Problem description:
From the line that contains "Serialize everything readable" through the closing line of the entries, write out each line exactly; pictures stay out.

Records to use:

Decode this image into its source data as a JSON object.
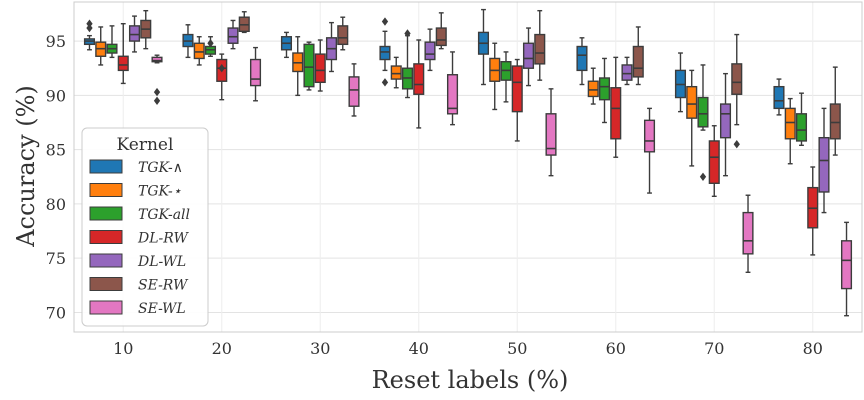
{
  "chart_data": {
    "type": "box",
    "xlabel": "Reset labels (%)",
    "ylabel": "Accuracy (%)",
    "ylim": [
      68.2,
      98.6
    ],
    "yticks": [
      70,
      75,
      80,
      85,
      90,
      95
    ],
    "categories": [
      "10",
      "20",
      "30",
      "40",
      "50",
      "60",
      "70",
      "80"
    ],
    "grid": true,
    "legend": {
      "title": "Kernel",
      "placement": "lower-left"
    },
    "series": [
      {
        "name": "TGK-∧",
        "color": "#1f77b4",
        "boxes": [
          {
            "min": 94.2,
            "q1": 94.7,
            "median": 95.0,
            "q3": 95.2,
            "max": 95.5,
            "outliers": [
              96.6,
              96.2
            ]
          },
          {
            "min": 93.5,
            "q1": 94.5,
            "median": 95.0,
            "q3": 95.6,
            "max": 96.5,
            "outliers": []
          },
          {
            "min": 93.5,
            "q1": 94.2,
            "median": 94.8,
            "q3": 95.4,
            "max": 95.8,
            "outliers": []
          },
          {
            "min": 92.3,
            "q1": 93.3,
            "median": 94.0,
            "q3": 94.5,
            "max": 95.9,
            "outliers": [
              96.8,
              91.2
            ]
          },
          {
            "min": 91.0,
            "q1": 93.8,
            "median": 94.8,
            "q3": 95.8,
            "max": 97.9,
            "outliers": []
          },
          {
            "min": 91.0,
            "q1": 92.3,
            "median": 93.7,
            "q3": 94.5,
            "max": 95.3,
            "outliers": []
          },
          {
            "min": 88.5,
            "q1": 89.8,
            "median": 91.0,
            "q3": 92.3,
            "max": 93.9,
            "outliers": []
          },
          {
            "min": 88.2,
            "q1": 88.8,
            "median": 89.5,
            "q3": 90.8,
            "max": 91.5,
            "outliers": []
          }
        ]
      },
      {
        "name": "TGK-⋆",
        "color": "#ff7f0e",
        "boxes": [
          {
            "min": 92.8,
            "q1": 93.6,
            "median": 94.3,
            "q3": 94.9,
            "max": 96.3,
            "outliers": []
          },
          {
            "min": 92.8,
            "q1": 93.4,
            "median": 94.0,
            "q3": 94.8,
            "max": 95.4,
            "outliers": []
          },
          {
            "min": 90.0,
            "q1": 92.2,
            "median": 93.0,
            "q3": 93.9,
            "max": 95.4,
            "outliers": []
          },
          {
            "min": 90.7,
            "q1": 91.5,
            "median": 92.0,
            "q3": 92.7,
            "max": 93.5,
            "outliers": []
          },
          {
            "min": 88.7,
            "q1": 91.3,
            "median": 92.3,
            "q3": 93.4,
            "max": 94.8,
            "outliers": []
          },
          {
            "min": 89.2,
            "q1": 89.9,
            "median": 90.5,
            "q3": 91.3,
            "max": 92.5,
            "outliers": []
          },
          {
            "min": 83.5,
            "q1": 87.9,
            "median": 89.2,
            "q3": 90.8,
            "max": 92.3,
            "outliers": []
          },
          {
            "min": 83.7,
            "q1": 86.0,
            "median": 87.5,
            "q3": 88.8,
            "max": 89.7,
            "outliers": []
          }
        ]
      },
      {
        "name": "TGK-all",
        "color": "#2ca02c",
        "boxes": [
          {
            "min": 93.5,
            "q1": 93.9,
            "median": 94.3,
            "q3": 94.7,
            "max": 96.4,
            "outliers": []
          },
          {
            "min": 93.6,
            "q1": 93.8,
            "median": 94.2,
            "q3": 94.5,
            "max": 95.4,
            "outliers": [
              94.8
            ]
          },
          {
            "min": 90.5,
            "q1": 90.8,
            "median": 92.6,
            "q3": 94.7,
            "max": 94.9,
            "outliers": []
          },
          {
            "min": 89.8,
            "q1": 90.6,
            "median": 91.6,
            "q3": 92.5,
            "max": 95.5,
            "outliers": [
              95.7
            ]
          },
          {
            "min": 89.4,
            "q1": 91.4,
            "median": 92.3,
            "q3": 93.1,
            "max": 94.0,
            "outliers": []
          },
          {
            "min": 87.5,
            "q1": 89.6,
            "median": 90.8,
            "q3": 91.6,
            "max": 93.4,
            "outliers": []
          },
          {
            "min": 86.8,
            "q1": 87.1,
            "median": 88.3,
            "q3": 89.8,
            "max": 92.8,
            "outliers": [
              82.5
            ]
          },
          {
            "min": 85.4,
            "q1": 85.8,
            "median": 86.8,
            "q3": 88.3,
            "max": 90.2,
            "outliers": []
          }
        ]
      },
      {
        "name": "DL-RW",
        "color": "#d62728",
        "boxes": [
          {
            "min": 91.1,
            "q1": 92.3,
            "median": 92.8,
            "q3": 93.6,
            "max": 96.6,
            "outliers": []
          },
          {
            "min": 89.6,
            "q1": 91.3,
            "median": 92.5,
            "q3": 93.3,
            "max": 93.8,
            "outliers": [
              92.5
            ]
          },
          {
            "min": 90.4,
            "q1": 91.2,
            "median": 92.3,
            "q3": 93.8,
            "max": 95.1,
            "outliers": []
          },
          {
            "min": 87.0,
            "q1": 90.1,
            "median": 91.0,
            "q3": 92.9,
            "max": 95.1,
            "outliers": []
          },
          {
            "min": 85.8,
            "q1": 88.5,
            "median": 91.2,
            "q3": 92.7,
            "max": 93.3,
            "outliers": []
          },
          {
            "min": 84.3,
            "q1": 86.0,
            "median": 88.8,
            "q3": 90.7,
            "max": 93.5,
            "outliers": []
          },
          {
            "min": 80.7,
            "q1": 81.9,
            "median": 84.3,
            "q3": 85.8,
            "max": 87.2,
            "outliers": []
          },
          {
            "min": 75.3,
            "q1": 77.8,
            "median": 79.6,
            "q3": 81.5,
            "max": 83.4,
            "outliers": []
          }
        ]
      },
      {
        "name": "DL-WL",
        "color": "#9467bd",
        "boxes": [
          {
            "min": 94.0,
            "q1": 95.0,
            "median": 95.6,
            "q3": 96.4,
            "max": 97.3,
            "outliers": []
          },
          {
            "min": 94.3,
            "q1": 94.8,
            "median": 95.4,
            "q3": 96.2,
            "max": 96.9,
            "outliers": []
          },
          {
            "min": 92.2,
            "q1": 93.3,
            "median": 94.3,
            "q3": 95.3,
            "max": 96.7,
            "outliers": []
          },
          {
            "min": 92.3,
            "q1": 93.3,
            "median": 93.8,
            "q3": 94.9,
            "max": 96.1,
            "outliers": []
          },
          {
            "min": 90.9,
            "q1": 92.5,
            "median": 93.4,
            "q3": 94.8,
            "max": 96.2,
            "outliers": []
          },
          {
            "min": 91.0,
            "q1": 91.4,
            "median": 92.0,
            "q3": 92.8,
            "max": 93.5,
            "outliers": []
          },
          {
            "min": 82.6,
            "q1": 86.1,
            "median": 88.3,
            "q3": 89.2,
            "max": 92.0,
            "outliers": []
          },
          {
            "min": 79.2,
            "q1": 81.1,
            "median": 84.0,
            "q3": 86.1,
            "max": 88.8,
            "outliers": []
          }
        ]
      },
      {
        "name": "SE-RW",
        "color": "#8c564b",
        "boxes": [
          {
            "min": 94.3,
            "q1": 95.3,
            "median": 96.1,
            "q3": 96.9,
            "max": 97.8,
            "outliers": []
          },
          {
            "min": 95.8,
            "q1": 95.9,
            "median": 96.5,
            "q3": 97.2,
            "max": 97.7,
            "outliers": []
          },
          {
            "min": 94.2,
            "q1": 94.7,
            "median": 95.3,
            "q3": 96.4,
            "max": 97.2,
            "outliers": []
          },
          {
            "min": 94.3,
            "q1": 94.6,
            "median": 95.1,
            "q3": 96.2,
            "max": 97.6,
            "outliers": []
          },
          {
            "min": 91.4,
            "q1": 92.9,
            "median": 93.9,
            "q3": 95.6,
            "max": 97.8,
            "outliers": []
          },
          {
            "min": 91.0,
            "q1": 91.7,
            "median": 92.5,
            "q3": 94.5,
            "max": 96.3,
            "outliers": []
          },
          {
            "min": 87.3,
            "q1": 90.1,
            "median": 91.2,
            "q3": 92.9,
            "max": 95.6,
            "outliers": [
              85.5
            ]
          },
          {
            "min": 84.5,
            "q1": 86.0,
            "median": 87.5,
            "q3": 89.2,
            "max": 92.6,
            "outliers": []
          }
        ]
      },
      {
        "name": "SE-WL",
        "color": "#e377c2",
        "boxes": [
          {
            "min": 93.0,
            "q1": 93.1,
            "median": 93.2,
            "q3": 93.5,
            "max": 93.7,
            "outliers": [
              90.3,
              89.5
            ]
          },
          {
            "min": 89.5,
            "q1": 90.9,
            "median": 91.5,
            "q3": 93.3,
            "max": 94.4,
            "outliers": []
          },
          {
            "min": 88.1,
            "q1": 89.0,
            "median": 90.5,
            "q3": 91.7,
            "max": 92.9,
            "outliers": []
          },
          {
            "min": 87.3,
            "q1": 88.3,
            "median": 88.8,
            "q3": 91.9,
            "max": 94.0,
            "outliers": []
          },
          {
            "min": 82.6,
            "q1": 84.5,
            "median": 85.1,
            "q3": 88.3,
            "max": 90.6,
            "outliers": []
          },
          {
            "min": 81.0,
            "q1": 84.8,
            "median": 85.8,
            "q3": 87.7,
            "max": 88.8,
            "outliers": []
          },
          {
            "min": 73.7,
            "q1": 75.4,
            "median": 76.6,
            "q3": 79.2,
            "max": 80.8,
            "outliers": []
          },
          {
            "min": 69.7,
            "q1": 72.2,
            "median": 74.8,
            "q3": 76.6,
            "max": 78.3,
            "outliers": []
          }
        ]
      }
    ]
  }
}
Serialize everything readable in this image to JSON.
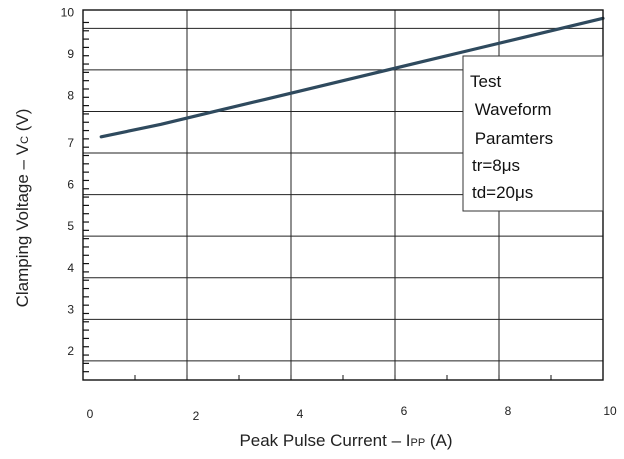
{
  "chart_data": {
    "type": "line",
    "title": "",
    "xlabel": {
      "main": "Peak Pulse Current",
      "dash": " – ",
      "var": "I",
      "sub": "PP",
      "unit": " (A)"
    },
    "ylabel": {
      "main": "Clamping Voltage",
      "dash": " – ",
      "var": "V",
      "sub": "C",
      "unit": " (V)"
    },
    "xlim": [
      0,
      10
    ],
    "ylim": [
      1.3,
      10.2
    ],
    "x_ticks": [
      0,
      2,
      4,
      6,
      8,
      10
    ],
    "y_ticks": [
      2,
      3,
      4,
      5,
      6,
      7,
      8,
      9,
      10
    ],
    "grid": true,
    "series": [
      {
        "color": "#2f4a5e",
        "x": [
          0.35,
          1.5,
          2.5,
          3.5,
          4.5,
          5.5,
          6.5,
          7.5,
          8.5,
          9.5,
          10.0
        ],
        "y": [
          7.15,
          7.45,
          7.75,
          8.05,
          8.35,
          8.65,
          8.95,
          9.25,
          9.55,
          9.85,
          10.0
        ]
      }
    ],
    "annotation": {
      "lines": [
        "Test",
        " Waveform",
        " Paramters",
        "tr=8μs",
        "td=20μs"
      ],
      "placement": "right"
    }
  }
}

Solved exercise:
Serialize everything readable in this image to JSON.
{
  "chart_data": {
    "type": "line",
    "title": "",
    "xlabel": {
      "main": "Peak Pulse Current",
      "dash": " – ",
      "var": "I",
      "sub": "PP",
      "unit": " (A)"
    },
    "ylabel": {
      "main": "Clamping Voltage",
      "dash": " – ",
      "var": "V",
      "sub": "C",
      "unit": " (V)"
    },
    "xlim": [
      0,
      10
    ],
    "ylim": [
      1.3,
      10.2
    ],
    "x_ticks": [
      0,
      2,
      4,
      6,
      8,
      10
    ],
    "y_ticks": [
      2,
      3,
      4,
      5,
      6,
      7,
      8,
      9,
      10
    ],
    "grid": true,
    "series": [
      {
        "color": "#2f4a5e",
        "x": [
          0.35,
          1.5,
          2.5,
          3.5,
          4.5,
          5.5,
          6.5,
          7.5,
          8.5,
          9.5,
          10.0
        ],
        "y": [
          7.15,
          7.45,
          7.75,
          8.05,
          8.35,
          8.65,
          8.95,
          9.25,
          9.55,
          9.85,
          10.0
        ]
      }
    ],
    "annotation": {
      "lines": [
        "Test",
        " Waveform",
        " Paramters",
        "tr=8μs",
        "td=20μs"
      ],
      "placement": "right"
    }
  }
}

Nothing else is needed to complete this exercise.